INSTRUCTION:
The records below must be transcribed exactly. Do not include the pictures.

-- begin MATERIAL FOR THE TASK --

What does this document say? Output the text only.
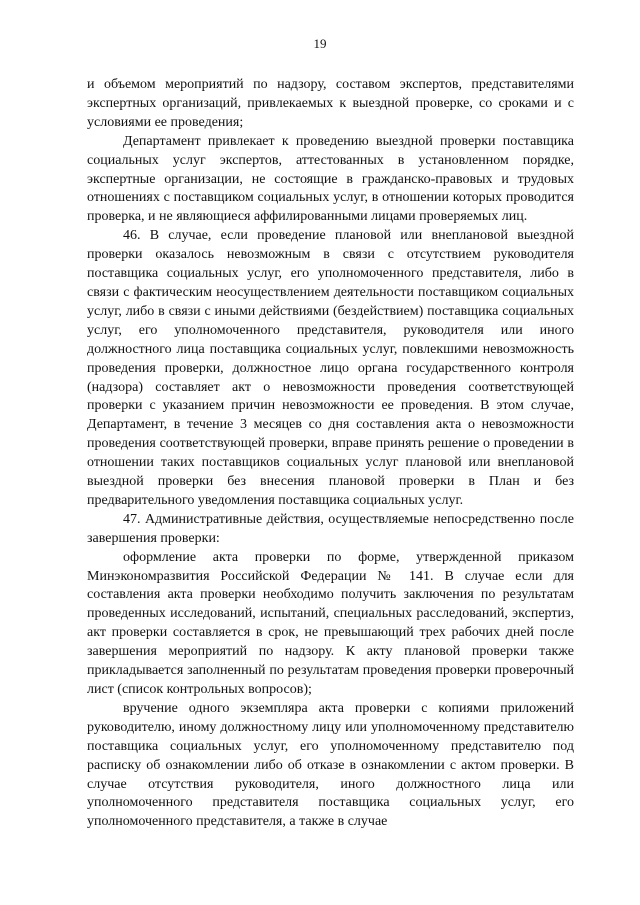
19

и объемом мероприятий по надзору, составом экспертов, представителями экспертных организаций, привлекаемых к выездной проверке, со сроками и с условиями ее проведения;

Департамент привлекает к проведению выездной проверки поставщика социальных услуг экспертов, аттестованных в установленном порядке, экспертные организации, не состоящие в гражданско-правовых и трудовых отношениях с поставщиком социальных услуг, в отношении которых проводится проверка, и не являющиеся аффилированными лицами проверяемых лиц.

46. В случае, если проведение плановой или внеплановой выездной проверки оказалось невозможным в связи с отсутствием руководителя поставщика социальных услуг, его уполномоченного представителя, либо в связи с фактическим неосуществлением деятельности поставщиком социальных услуг, либо в связи с иными действиями (бездействием) поставщика социальных услуг, его уполномоченного представителя, руководителя или иного должностного лица поставщика социальных услуг, повлекшими невозможность проведения проверки, должностное лицо органа государственного контроля (надзора) составляет акт о невозможности проведения соответствующей проверки с указанием причин невозможности ее проведения. В этом случае, Департамент, в течение 3 месяцев со дня составления акта о невозможности проведения соответствующей проверки, вправе принять решение о проведении в отношении таких поставщиков социальных услуг плановой или внеплановой выездной проверки без внесения плановой проверки в План и без предварительного уведомления поставщика социальных услуг.

47. Административные действия, осуществляемые непосредственно после завершения проверки:

оформление акта проверки по форме, утвержденной приказом Минэкономразвития Российской Федерации № 141. В случае если для составления акта проверки необходимо получить заключения по результатам проведенных исследований, испытаний, специальных расследований, экспертиз, акт проверки составляется в срок, не превышающий трех рабочих дней после завершения мероприятий по надзору. К акту плановой проверки также прикладывается заполненный по результатам проведения проверки проверочный лист (список контрольных вопросов);

вручение одного экземпляра акта проверки с копиями приложений руководителю, иному должностному лицу или уполномоченному представителю поставщика социальных услуг, его уполномоченному представителю под расписку об ознакомлении либо об отказе в ознакомлении с актом проверки. В случае отсутствия руководителя, иного должностного лица или уполномоченного представителя поставщика социальных услуг, его уполномоченного представителя, а также в случае
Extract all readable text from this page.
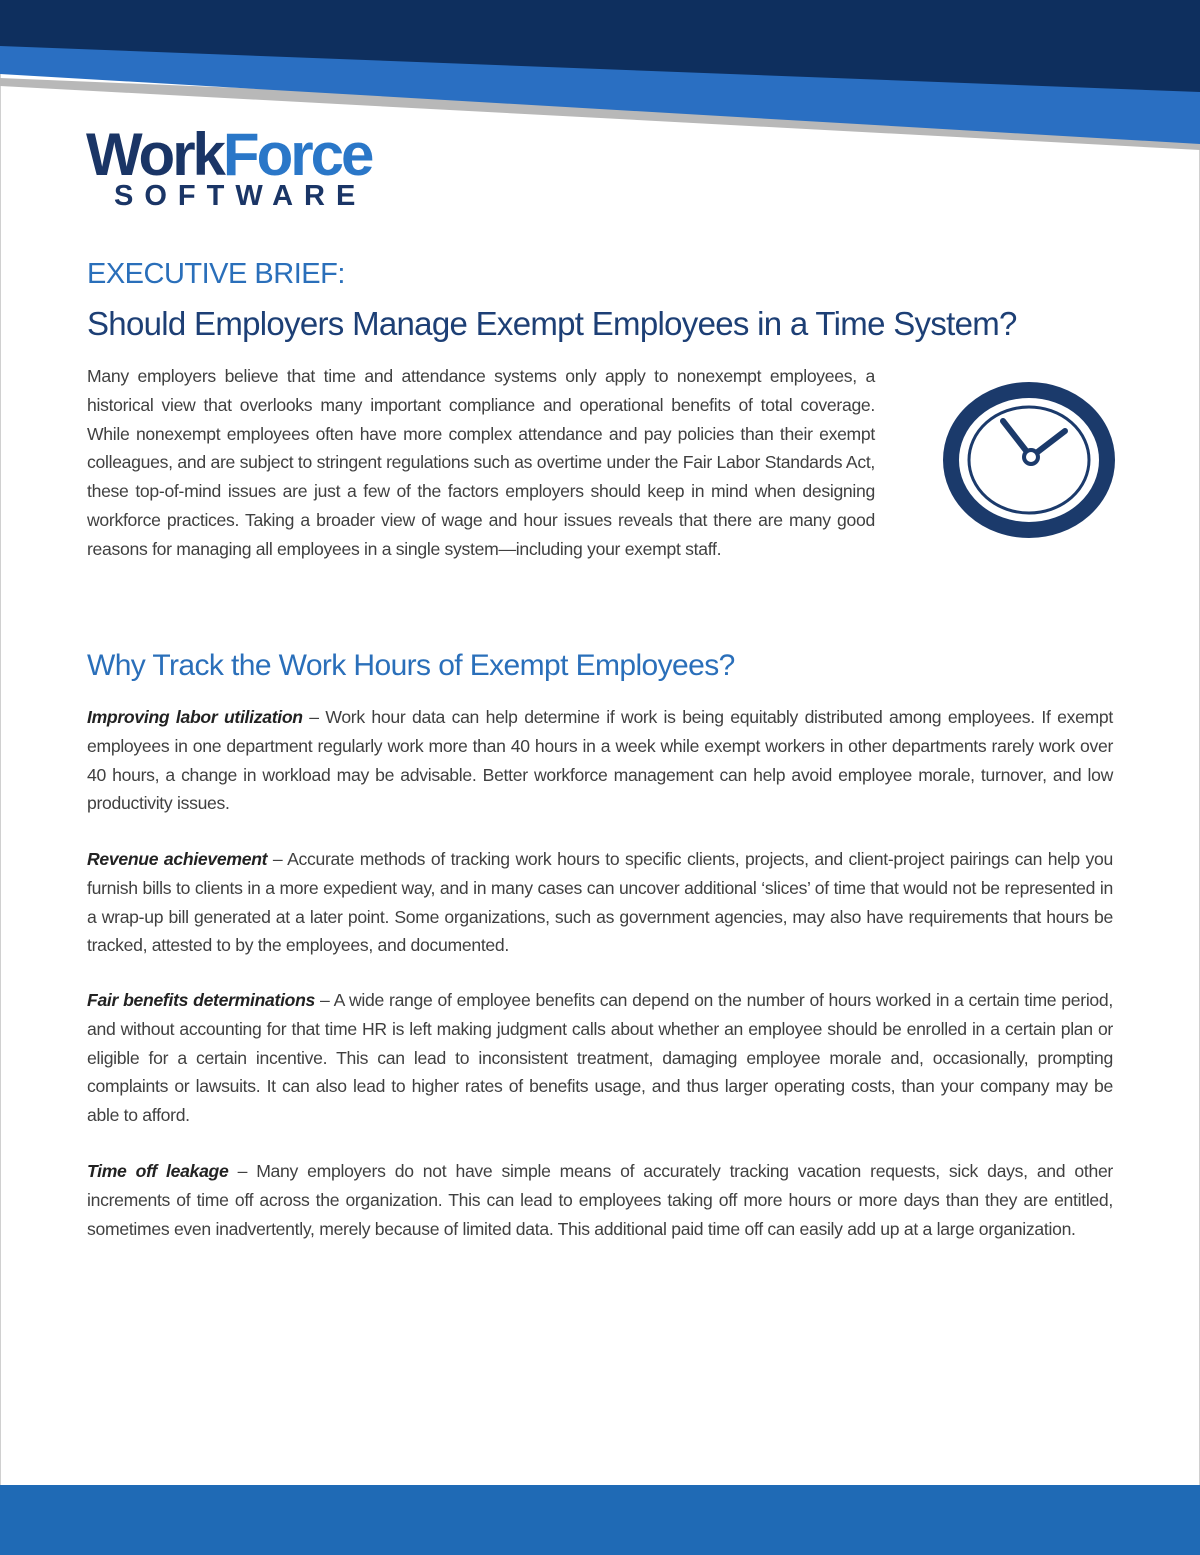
WorkForce
SOFTWARE
EXECUTIVE BRIEF:
Should Employers Manage Exempt Employees in a Time System?

Many employers believe that time and attendance systems only apply to nonexempt employees, a historical view that overlooks many important compliance and operational benefits of total coverage. While nonexempt employees often have more complex attendance and pay policies than their exempt colleagues, and are subject to stringent regulations such as overtime under the Fair Labor Standards Act, these top-of-mind issues are just a few of the factors employers should keep in mind when designing workforce practices. Taking a broader view of wage and hour issues reveals that there are many good reasons for managing all employees in a single system—including your exempt staff.

Why Track the Work Hours of Exempt Employees?

Improving labor utilization – Work hour data can help determine if work is being equitably distributed among employees. If exempt employees in one department regularly work more than 40 hours in a week while exempt workers in other departments rarely work over 40 hours, a change in workload may be advisable. Better workforce management can help avoid employee morale, turnover, and low productivity issues.

Revenue achievement – Accurate methods of tracking work hours to specific clients, projects, and client-project pairings can help you furnish bills to clients in a more expedient way, and in many cases can uncover additional ‘slices’ of time that would not be represented in a wrap-up bill generated at a later point. Some organizations, such as government agencies, may also have requirements that hours be tracked, attested to by the employees, and documented.

Fair benefits determinations – A wide range of employee benefits can depend on the number of hours worked in a certain time period, and without accounting for that time HR is left making judgment calls about whether an employee should be enrolled in a certain plan or eligible for a certain incentive. This can lead to inconsistent treatment, damaging employee morale and, occasionally, prompting complaints or lawsuits. It can also lead to higher rates of benefits usage, and thus larger operating costs, than your company may be able to afford.

Time off leakage – Many employers do not have simple means of accurately tracking vacation requests, sick days, and other increments of time off across the organization. This can lead to employees taking off more hours or more days than they are entitled, sometimes even inadvertently, merely because of limited data. This additional paid time off can easily add up at a large organization.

-- end MATERIAL FOR THE TASK --

RESULT OF THIS EXERCISE:
What does this document say? Output the text only.
19

и объемом мероприятий по надзору, составом экспертов, представителями экспертных организаций, привлекаемых к выездной проверке, со сроками и с условиями ее проведения;

Департамент привлекает к проведению выездной проверки поставщика социальных услуг экспертов, аттестованных в установленном порядке, экспертные организации, не состоящие в гражданско-правовых и трудовых отношениях с поставщиком социальных услуг, в отношении которых проводится проверка, и не являющиеся аффилированными лицами проверяемых лиц.

46. В случае, если проведение плановой или внеплановой выездной проверки оказалось невозможным в связи с отсутствием руководителя поставщика социальных услуг, его уполномоченного представителя, либо в связи с фактическим неосуществлением деятельности поставщиком социальных услуг, либо в связи с иными действиями (бездействием) поставщика социальных услуг, его уполномоченного представителя, руководителя или иного должностного лица поставщика социальных услуг, повлекшими невозможность проведения проверки, должностное лицо органа государственного контроля (надзора) составляет акт о невозможности проведения соответствующей проверки с указанием причин невозможности ее проведения. В этом случае, Департамент, в течение 3 месяцев со дня составления акта о невозможности проведения соответствующей проверки, вправе принять решение о проведении в отношении таких поставщиков социальных услуг плановой или внеплановой выездной проверки без внесения плановой проверки в План и без предварительного уведомления поставщика социальных услуг.

47. Административные действия, осуществляемые непосредственно после завершения проверки:

оформление акта проверки по форме, утвержденной приказом Минэкономразвития Российской Федерации № 141. В случае если для составления акта проверки необходимо получить заключения по результатам проведенных исследований, испытаний, специальных расследований, экспертиз, акт проверки составляется в срок, не превышающий трех рабочих дней после завершения мероприятий по надзору. К акту плановой проверки также прикладывается заполненный по результатам проведения проверки проверочный лист (список контрольных вопросов);

вручение одного экземпляра акта проверки с копиями приложений руководителю, иному должностному лицу или уполномоченному представителю поставщика социальных услуг, его уполномоченному представителю под расписку об ознакомлении либо об отказе в ознакомлении с актом проверки. В случае отсутствия руководителя, иного должностного лица или уполномоченного представителя поставщика социальных услуг, его уполномоченного представителя, а также в случае
Extract all readable text from this page.
WorkForce
SOFTWARE
EXECUTIVE BRIEF:
Should Employers Manage Exempt Employees in a Time System?

Many employers believe that time and attendance systems only apply to nonexempt employees, a historical view that overlooks many important compliance and operational benefits of total coverage. While nonexempt employees often have more complex attendance and pay policies than their exempt colleagues, and are subject to stringent regulations such as overtime under the Fair Labor Standards Act, these top-of-mind issues are just a few of the factors employers should keep in mind when designing workforce practices. Taking a broader view of wage and hour issues reveals that there are many good reasons for managing all employees in a single system—including your exempt staff.

Why Track the Work Hours of Exempt Employees?

Improving labor utilization – Work hour data can help determine if work is being equitably distributed among employees. If exempt employees in one department regularly work more than 40 hours in a week while exempt workers in other departments rarely work over 40 hours, a change in workload may be advisable. Better workforce management can help avoid employee morale, turnover, and low productivity issues.

Revenue achievement – Accurate methods of tracking work hours to specific clients, projects, and client-project pairings can help you furnish bills to clients in a more expedient way, and in many cases can uncover additional ‘slices’ of time that would not be represented in a wrap-up bill generated at a later point. Some organizations, such as government agencies, may also have requirements that hours be tracked, attested to by the employees, and documented.

Fair benefits determinations – A wide range of employee benefits can depend on the number of hours worked in a certain time period, and without accounting for that time HR is left making judgment calls about whether an employee should be enrolled in a certain plan or eligible for a certain incentive. This can lead to inconsistent treatment, damaging employee morale and, occasionally, prompting complaints or lawsuits. It can also lead to higher rates of benefits usage, and thus larger operating costs, than your company may be able to afford.

Time off leakage – Many employers do not have simple means of accurately tracking vacation requests, sick days, and other increments of time off across the organization. This can lead to employees taking off more hours or more days than they are entitled, sometimes even inadvertently, merely because of limited data. This additional paid time off can easily add up at a large organization.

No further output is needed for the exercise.